--- Begin ---

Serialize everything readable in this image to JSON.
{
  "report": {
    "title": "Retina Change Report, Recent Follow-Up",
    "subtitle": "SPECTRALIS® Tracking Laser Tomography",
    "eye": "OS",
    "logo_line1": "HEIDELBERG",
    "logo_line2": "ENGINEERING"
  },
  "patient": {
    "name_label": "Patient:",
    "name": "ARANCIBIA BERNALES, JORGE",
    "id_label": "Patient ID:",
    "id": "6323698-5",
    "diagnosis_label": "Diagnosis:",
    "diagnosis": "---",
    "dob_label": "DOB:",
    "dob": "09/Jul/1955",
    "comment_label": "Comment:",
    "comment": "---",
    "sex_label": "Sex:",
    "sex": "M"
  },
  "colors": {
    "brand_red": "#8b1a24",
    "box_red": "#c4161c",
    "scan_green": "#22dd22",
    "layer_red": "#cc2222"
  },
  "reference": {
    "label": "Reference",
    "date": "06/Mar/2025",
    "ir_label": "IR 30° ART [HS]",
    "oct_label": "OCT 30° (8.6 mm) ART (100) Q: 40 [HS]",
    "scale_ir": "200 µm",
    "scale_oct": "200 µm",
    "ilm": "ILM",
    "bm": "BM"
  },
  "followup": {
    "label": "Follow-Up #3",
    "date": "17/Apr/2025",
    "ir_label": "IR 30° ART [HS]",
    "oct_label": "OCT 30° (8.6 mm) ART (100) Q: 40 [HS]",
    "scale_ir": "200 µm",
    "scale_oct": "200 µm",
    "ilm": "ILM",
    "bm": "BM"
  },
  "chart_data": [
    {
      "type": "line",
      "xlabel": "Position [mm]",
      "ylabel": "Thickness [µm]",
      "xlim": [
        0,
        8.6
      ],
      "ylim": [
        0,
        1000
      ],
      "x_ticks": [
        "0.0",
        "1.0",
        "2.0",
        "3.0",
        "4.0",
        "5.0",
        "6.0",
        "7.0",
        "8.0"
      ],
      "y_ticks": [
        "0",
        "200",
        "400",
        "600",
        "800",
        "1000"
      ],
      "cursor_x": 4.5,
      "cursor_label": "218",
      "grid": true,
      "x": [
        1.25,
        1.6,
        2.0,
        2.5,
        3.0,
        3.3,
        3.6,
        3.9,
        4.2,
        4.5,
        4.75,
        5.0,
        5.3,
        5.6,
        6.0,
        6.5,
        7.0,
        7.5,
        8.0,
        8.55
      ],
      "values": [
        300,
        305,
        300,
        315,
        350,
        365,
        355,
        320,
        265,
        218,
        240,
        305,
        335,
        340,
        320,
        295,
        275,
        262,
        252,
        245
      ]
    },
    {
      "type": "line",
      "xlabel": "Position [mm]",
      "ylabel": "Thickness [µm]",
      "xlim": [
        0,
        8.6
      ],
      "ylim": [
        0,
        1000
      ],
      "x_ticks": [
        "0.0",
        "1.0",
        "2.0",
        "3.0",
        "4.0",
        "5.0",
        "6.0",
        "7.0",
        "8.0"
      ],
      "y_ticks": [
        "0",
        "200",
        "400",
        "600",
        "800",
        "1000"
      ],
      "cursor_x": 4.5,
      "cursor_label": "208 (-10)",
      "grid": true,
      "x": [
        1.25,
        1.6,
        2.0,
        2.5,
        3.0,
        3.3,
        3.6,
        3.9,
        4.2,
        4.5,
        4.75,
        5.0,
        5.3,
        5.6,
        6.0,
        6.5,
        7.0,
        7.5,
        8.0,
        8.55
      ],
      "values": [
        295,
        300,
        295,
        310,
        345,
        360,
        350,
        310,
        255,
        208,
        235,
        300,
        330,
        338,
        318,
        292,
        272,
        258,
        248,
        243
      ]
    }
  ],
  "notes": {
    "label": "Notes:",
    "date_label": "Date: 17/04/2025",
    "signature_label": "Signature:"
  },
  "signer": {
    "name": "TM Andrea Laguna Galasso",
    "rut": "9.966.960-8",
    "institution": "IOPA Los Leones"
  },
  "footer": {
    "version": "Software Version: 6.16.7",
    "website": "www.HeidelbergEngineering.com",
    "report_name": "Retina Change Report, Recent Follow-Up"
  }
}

--- End ---

__Objective__
Reproduce every line above without error.

__Exercise answer__
Serialize everything readable in this image to JSON.
{
  "report": {
    "title": "Retina Change Report, Recent Follow-Up",
    "subtitle": "SPECTRALIS® Tracking Laser Tomography",
    "eye": "OS",
    "logo_line1": "HEIDELBERG",
    "logo_line2": "ENGINEERING"
  },
  "patient": {
    "name_label": "Patient:",
    "name": "ARANCIBIA BERNALES, JORGE",
    "id_label": "Patient ID:",
    "id": "6323698-5",
    "diagnosis_label": "Diagnosis:",
    "diagnosis": "---",
    "dob_label": "DOB:",
    "dob": "09/Jul/1955",
    "comment_label": "Comment:",
    "comment": "---",
    "sex_label": "Sex:",
    "sex": "M"
  },
  "colors": {
    "brand_red": "#8b1a24",
    "box_red": "#c4161c",
    "scan_green": "#22dd22",
    "layer_red": "#cc2222"
  },
  "reference": {
    "label": "Reference",
    "date": "06/Mar/2025",
    "ir_label": "IR 30° ART [HS]",
    "oct_label": "OCT 30° (8.6 mm) ART (100) Q: 40 [HS]",
    "scale_ir": "200 µm",
    "scale_oct": "200 µm",
    "ilm": "ILM",
    "bm": "BM"
  },
  "followup": {
    "label": "Follow-Up #3",
    "date": "17/Apr/2025",
    "ir_label": "IR 30° ART [HS]",
    "oct_label": "OCT 30° (8.6 mm) ART (100) Q: 40 [HS]",
    "scale_ir": "200 µm",
    "scale_oct": "200 µm",
    "ilm": "ILM",
    "bm": "BM"
  },
  "chart_data": [
    {
      "type": "line",
      "xlabel": "Position [mm]",
      "ylabel": "Thickness [µm]",
      "xlim": [
        0,
        8.6
      ],
      "ylim": [
        0,
        1000
      ],
      "x_ticks": [
        "0.0",
        "1.0",
        "2.0",
        "3.0",
        "4.0",
        "5.0",
        "6.0",
        "7.0",
        "8.0"
      ],
      "y_ticks": [
        "0",
        "200",
        "400",
        "600",
        "800",
        "1000"
      ],
      "cursor_x": 4.5,
      "cursor_label": "218",
      "grid": true,
      "x": [
        1.25,
        1.6,
        2.0,
        2.5,
        3.0,
        3.3,
        3.6,
        3.9,
        4.2,
        4.5,
        4.75,
        5.0,
        5.3,
        5.6,
        6.0,
        6.5,
        7.0,
        7.5,
        8.0,
        8.55
      ],
      "values": [
        300,
        305,
        300,
        315,
        350,
        365,
        355,
        320,
        265,
        218,
        240,
        305,
        335,
        340,
        320,
        295,
        275,
        262,
        252,
        245
      ]
    },
    {
      "type": "line",
      "xlabel": "Position [mm]",
      "ylabel": "Thickness [µm]",
      "xlim": [
        0,
        8.6
      ],
      "ylim": [
        0,
        1000
      ],
      "x_ticks": [
        "0.0",
        "1.0",
        "2.0",
        "3.0",
        "4.0",
        "5.0",
        "6.0",
        "7.0",
        "8.0"
      ],
      "y_ticks": [
        "0",
        "200",
        "400",
        "600",
        "800",
        "1000"
      ],
      "cursor_x": 4.5,
      "cursor_label": "208 (-10)",
      "grid": true,
      "x": [
        1.25,
        1.6,
        2.0,
        2.5,
        3.0,
        3.3,
        3.6,
        3.9,
        4.2,
        4.5,
        4.75,
        5.0,
        5.3,
        5.6,
        6.0,
        6.5,
        7.0,
        7.5,
        8.0,
        8.55
      ],
      "values": [
        295,
        300,
        295,
        310,
        345,
        360,
        350,
        310,
        255,
        208,
        235,
        300,
        330,
        338,
        318,
        292,
        272,
        258,
        248,
        243
      ]
    }
  ],
  "notes": {
    "label": "Notes:",
    "date_label": "Date: 17/04/2025",
    "signature_label": "Signature:"
  },
  "signer": {
    "name": "TM Andrea Laguna Galasso",
    "rut": "9.966.960-8",
    "institution": "IOPA Los Leones"
  },
  "footer": {
    "version": "Software Version: 6.16.7",
    "website": "www.HeidelbergEngineering.com",
    "report_name": "Retina Change Report, Recent Follow-Up"
  }
}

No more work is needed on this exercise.